-- Start ENTRIES SUPPLIED --

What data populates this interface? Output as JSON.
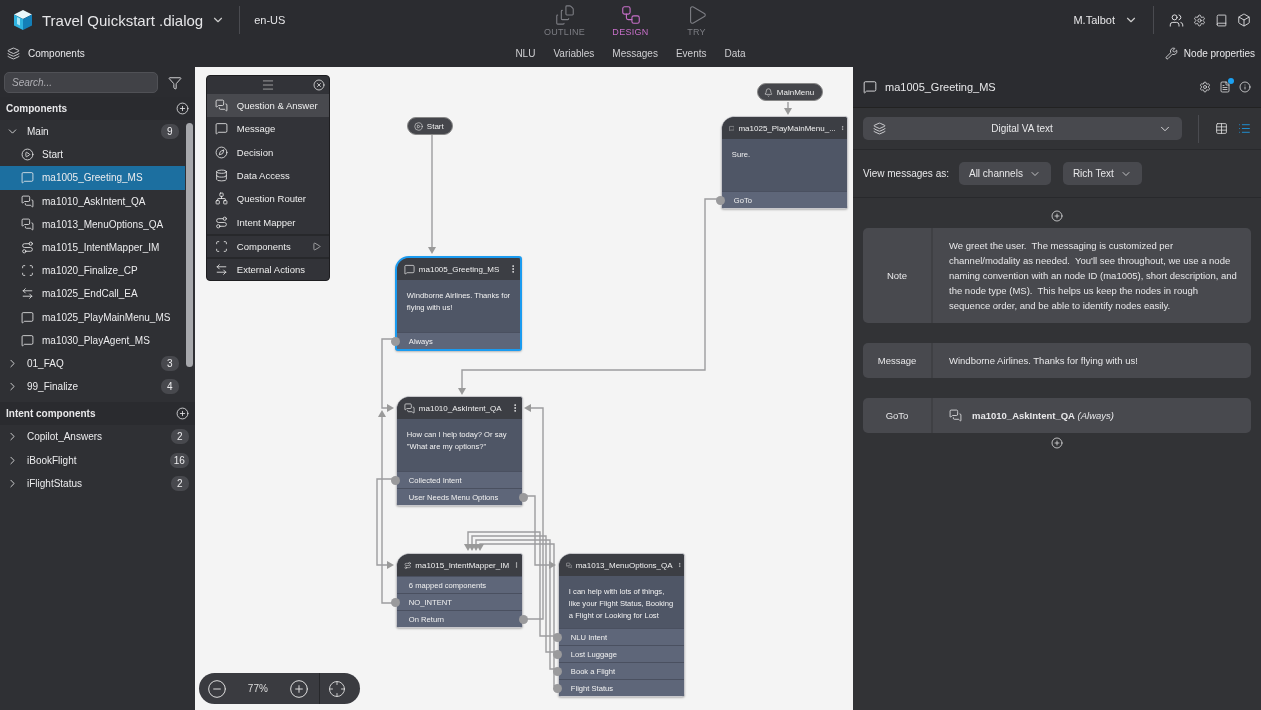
{
  "app": {
    "title": "Travel Quickstart .dialog",
    "locale": "en-US",
    "user": "M.Talbot",
    "modes": [
      {
        "label": "OUTLINE",
        "kind": "outline",
        "selected": false,
        "disabled": true
      },
      {
        "label": "DESIGN",
        "kind": "design",
        "selected": true,
        "disabled": false
      },
      {
        "label": "TRY",
        "kind": "try",
        "selected": false,
        "disabled": true
      }
    ]
  },
  "subbar": {
    "panel_title": "Components",
    "tabs": [
      {
        "label": "NLU"
      },
      {
        "label": "Variables"
      },
      {
        "label": "Messages"
      },
      {
        "label": "Events"
      },
      {
        "label": "Data"
      }
    ],
    "right_title": "Node properties"
  },
  "sidebar": {
    "search_placeholder": "Search...",
    "sections": [
      {
        "title": "Components",
        "groups": [
          {
            "label": "Main",
            "count": "9",
            "expanded": true,
            "children": [
              {
                "label": "Start",
                "kind": "start",
                "selected": false
              },
              {
                "label": "ma1005_Greeting_MS",
                "kind": "message",
                "selected": true
              },
              {
                "label": "ma1010_AskIntent_QA",
                "kind": "qa",
                "selected": false
              },
              {
                "label": "ma1013_MenuOptions_QA",
                "kind": "qa",
                "selected": false
              },
              {
                "label": "ma1015_IntentMapper_IM",
                "kind": "intent_mapper",
                "selected": false
              },
              {
                "label": "ma1020_Finalize_CP",
                "kind": "component",
                "selected": false
              },
              {
                "label": "ma1025_EndCall_EA",
                "kind": "external",
                "selected": false
              },
              {
                "label": "ma1025_PlayMainMenu_MS",
                "kind": "message",
                "selected": false
              },
              {
                "label": "ma1030_PlayAgent_MS",
                "kind": "message",
                "selected": false
              }
            ]
          },
          {
            "label": "01_FAQ",
            "count": "3",
            "expanded": false
          },
          {
            "label": "99_Finalize",
            "count": "4",
            "expanded": false
          }
        ]
      },
      {
        "title": "Intent components",
        "groups": [
          {
            "label": "Copilot_Answers",
            "count": "2",
            "expanded": false
          },
          {
            "label": "iBookFlight",
            "count": "16",
            "expanded": false
          },
          {
            "label": "iFlightStatus",
            "count": "2",
            "expanded": false
          }
        ]
      }
    ]
  },
  "palette": {
    "items": [
      {
        "label": "Question & Answer",
        "kind": "qa",
        "selected": true
      },
      {
        "label": "Message",
        "kind": "message",
        "selected": false
      },
      {
        "label": "Decision",
        "kind": "decision",
        "selected": false
      },
      {
        "label": "Data Access",
        "kind": "data",
        "selected": false
      },
      {
        "label": "Question Router",
        "kind": "router",
        "selected": false
      },
      {
        "label": "Intent Mapper",
        "kind": "intent_mapper",
        "selected": false
      },
      {
        "label": "Components",
        "kind": "component",
        "selected": false
      },
      {
        "label": "External Actions",
        "kind": "external",
        "selected": false
      }
    ]
  },
  "canvas": {
    "zoom": "77%",
    "nodes": [
      {
        "kind": "start",
        "title": "Start"
      },
      {
        "kind": "event",
        "title": "MainMenu"
      },
      {
        "kind": "message",
        "title": "ma1005_Greeting_MS",
        "selected": true,
        "body": "Windborne Airlines. Thanks for flying with us!",
        "rows": [
          {
            "label": "Always",
            "port_left": true,
            "port_right": false
          }
        ]
      },
      {
        "kind": "message",
        "title": "ma1025_PlayMainMenu_...",
        "selected": false,
        "body": "Sure.",
        "rows": [
          {
            "label": "GoTo",
            "port_left": true,
            "port_right": false
          }
        ]
      },
      {
        "kind": "qa",
        "title": "ma1010_AskIntent_QA",
        "selected": false,
        "body": "How can I help today? Or say \"What are my options?\"",
        "rows": [
          {
            "label": "Collected Intent",
            "port_left": true,
            "port_right": false
          },
          {
            "label": "User Needs Menu Options",
            "port_left": false,
            "port_right": true
          }
        ]
      },
      {
        "kind": "intent_mapper",
        "title": "ma1015_IntentMapper_IM",
        "selected": false,
        "rows": [
          {
            "label": "6 mapped components",
            "port_left": false,
            "port_right": false
          },
          {
            "label": "NO_INTENT",
            "port_left": true,
            "port_right": false
          },
          {
            "label": "On Return",
            "port_left": false,
            "port_right": true
          }
        ]
      },
      {
        "kind": "qa",
        "title": "ma1013_MenuOptions_QA",
        "selected": false,
        "body": "I can help with lots of things, like your Flight Status, Booking a Flight or Looking for Lost",
        "rows": [
          {
            "label": "NLU Intent",
            "port_left": true,
            "port_right": false
          },
          {
            "label": "Lost Luggage",
            "port_left": true,
            "port_right": false
          },
          {
            "label": "Book a Flight",
            "port_left": true,
            "port_right": false
          },
          {
            "label": "Flight Status",
            "port_left": true,
            "port_right": false
          }
        ]
      }
    ]
  },
  "properties": {
    "title": "ma1005_Greeting_MS",
    "channel": "Digital VA text",
    "view_label": "View messages as:",
    "view_options": [
      "All channels",
      "Rich Text"
    ],
    "layouts": [
      {
        "kind": "table",
        "selected": false
      },
      {
        "kind": "list",
        "selected": true
      }
    ],
    "fields": [
      {
        "label": "Note",
        "kind": "text",
        "value": "We greet the user.  The messaging is customized per channel/modality as needed.  You'll see throughout, we use a node naming convention with an node ID (ma1005), short description, and the node type (MS).  This helps us keep the nodes in rough sequence order, and be able to identify nodes easily."
      },
      {
        "label": "Message",
        "kind": "text",
        "value": "Windborne Airlines. Thanks for flying with us!"
      },
      {
        "label": "GoTo",
        "kind": "goto",
        "value": "**ma1010_AskIntent_QA** *(Always)*"
      }
    ]
  }
}
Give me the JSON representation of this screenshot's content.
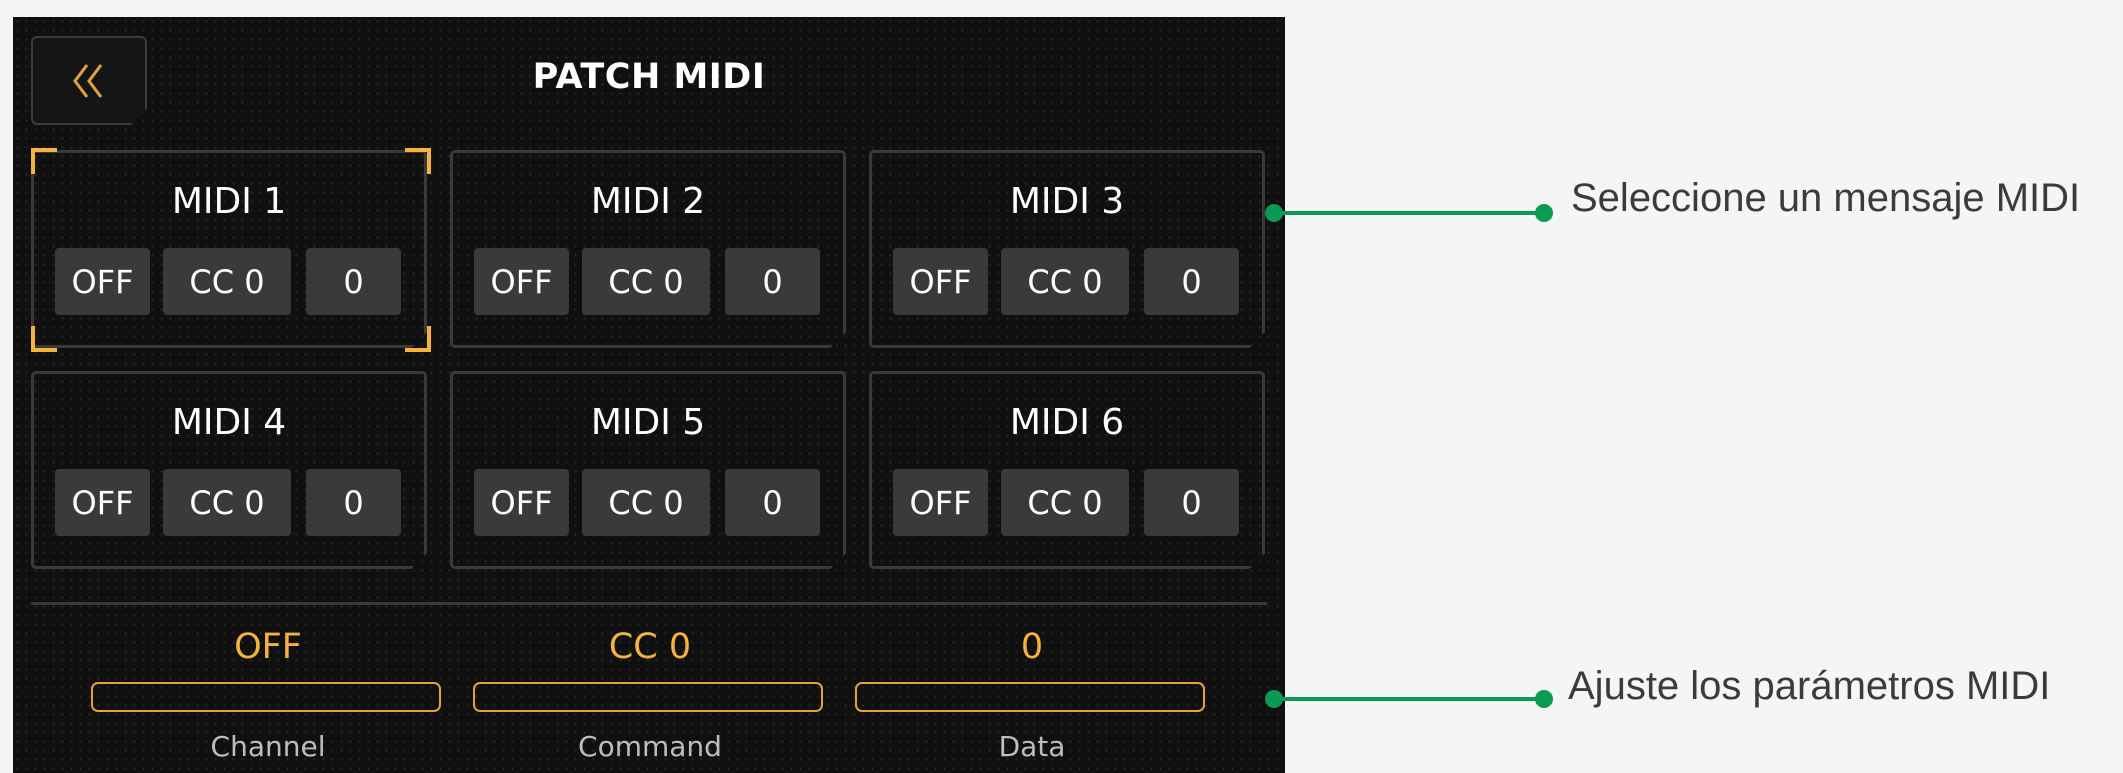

-- End ENTRIES SUPPLIED --

_DIRECTIONS FOR THIS TASK_. Copy each line containing the word "Windborne" from the data.

_FINAL RESULT_.
        "body": "Windborne Airlines. Thanks for flying with us!",
        "value": "Windborne Airlines. Thanks for flying with us!"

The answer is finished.